>> begin
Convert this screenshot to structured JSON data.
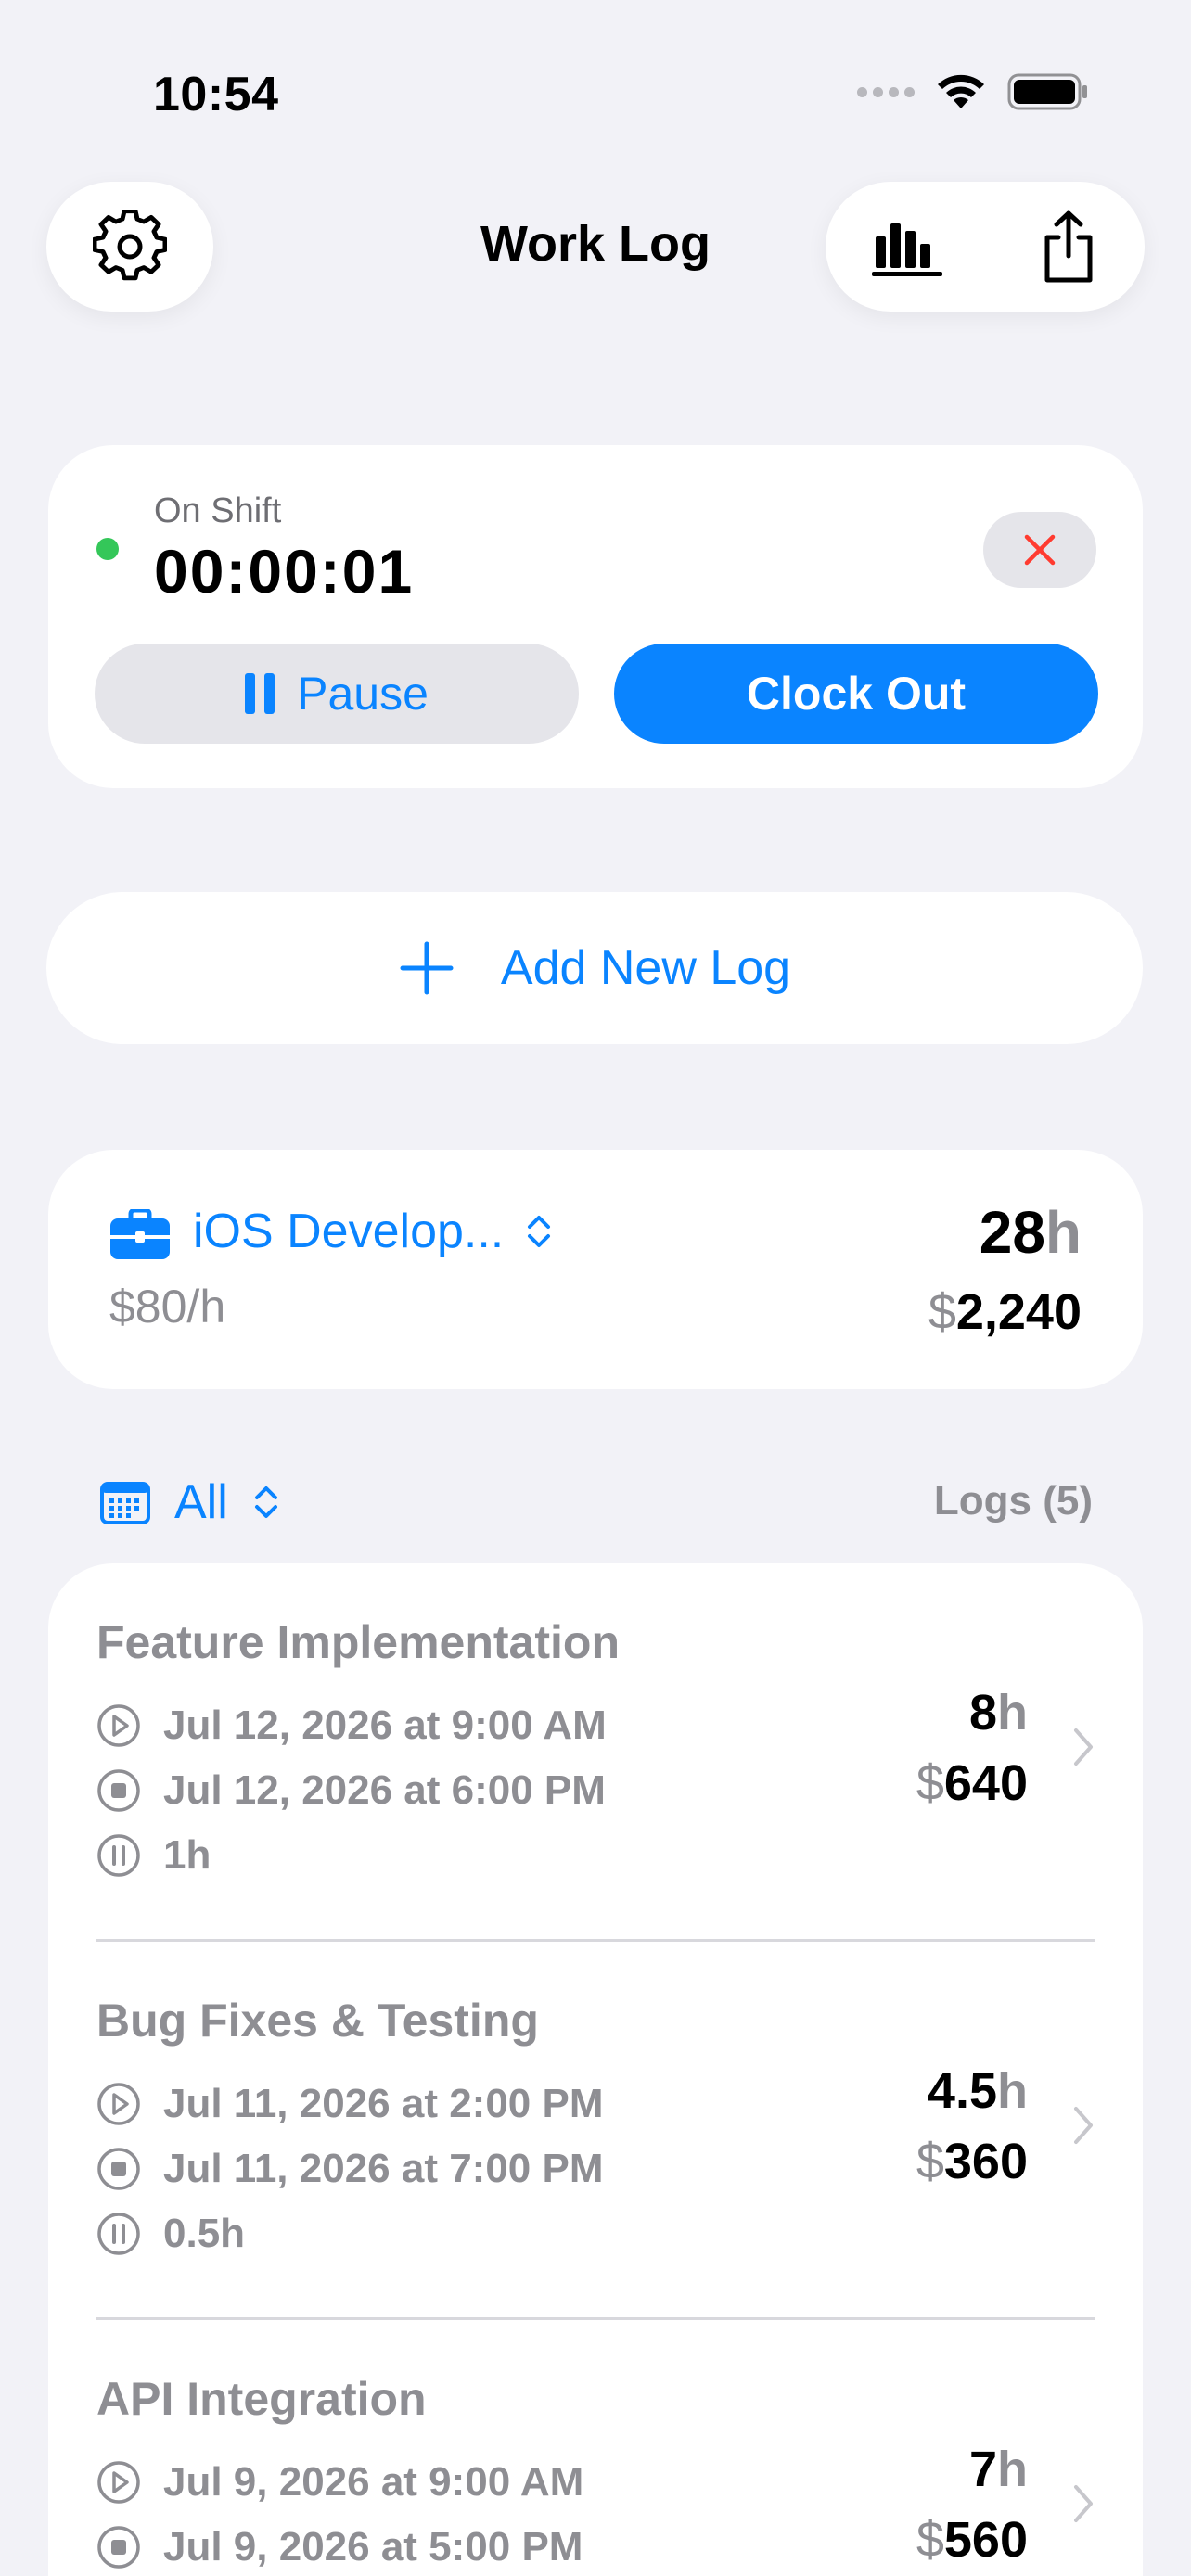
{
  "status_bar": {
    "time": "10:54"
  },
  "header": {
    "title": "Work Log"
  },
  "shift": {
    "status_label": "On Shift",
    "timer": "00:00:01",
    "pause_label": "Pause",
    "clock_out_label": "Clock Out"
  },
  "add_log": {
    "label": "Add New Log"
  },
  "project": {
    "name": "iOS Develop...",
    "rate": "$80/h",
    "hours_value": "28",
    "hours_unit": "h",
    "currency": "$",
    "amount": "2,240"
  },
  "filter": {
    "label": "All",
    "logs_count": "Logs (5)"
  },
  "logs": [
    {
      "title": "Feature Implementation",
      "start": "Jul 12, 2026 at 9:00 AM",
      "end": "Jul 12, 2026 at 6:00 PM",
      "pause": "1h",
      "hours": "8",
      "hours_unit": "h",
      "currency": "$",
      "amount": "640"
    },
    {
      "title": "Bug Fixes & Testing",
      "start": "Jul 11, 2026 at 2:00 PM",
      "end": "Jul 11, 2026 at 7:00 PM",
      "pause": "0.5h",
      "hours": "4.5",
      "hours_unit": "h",
      "currency": "$",
      "amount": "360"
    },
    {
      "title": "API Integration",
      "start": "Jul 9, 2026 at 9:00 AM",
      "end": "Jul 9, 2026 at 5:00 PM",
      "pause": "",
      "hours": "7",
      "hours_unit": "h",
      "currency": "$",
      "amount": "560"
    }
  ],
  "colors": {
    "accent": "#0a84ff",
    "on_shift": "#34c759",
    "cancel": "#ff3b30",
    "background": "#f2f2f7"
  }
}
>> end
Reproduce each record from above exactly; pictures do not belong in the copy.

Worked answer =>
Convert this screenshot to structured JSON data.
{
  "status_bar": {
    "time": "10:54"
  },
  "header": {
    "title": "Work Log"
  },
  "shift": {
    "status_label": "On Shift",
    "timer": "00:00:01",
    "pause_label": "Pause",
    "clock_out_label": "Clock Out"
  },
  "add_log": {
    "label": "Add New Log"
  },
  "project": {
    "name": "iOS Develop...",
    "rate": "$80/h",
    "hours_value": "28",
    "hours_unit": "h",
    "currency": "$",
    "amount": "2,240"
  },
  "filter": {
    "label": "All",
    "logs_count": "Logs (5)"
  },
  "logs": [
    {
      "title": "Feature Implementation",
      "start": "Jul 12, 2026 at 9:00 AM",
      "end": "Jul 12, 2026 at 6:00 PM",
      "pause": "1h",
      "hours": "8",
      "hours_unit": "h",
      "currency": "$",
      "amount": "640"
    },
    {
      "title": "Bug Fixes & Testing",
      "start": "Jul 11, 2026 at 2:00 PM",
      "end": "Jul 11, 2026 at 7:00 PM",
      "pause": "0.5h",
      "hours": "4.5",
      "hours_unit": "h",
      "currency": "$",
      "amount": "360"
    },
    {
      "title": "API Integration",
      "start": "Jul 9, 2026 at 9:00 AM",
      "end": "Jul 9, 2026 at 5:00 PM",
      "pause": "",
      "hours": "7",
      "hours_unit": "h",
      "currency": "$",
      "amount": "560"
    }
  ],
  "colors": {
    "accent": "#0a84ff",
    "on_shift": "#34c759",
    "cancel": "#ff3b30",
    "background": "#f2f2f7"
  }
}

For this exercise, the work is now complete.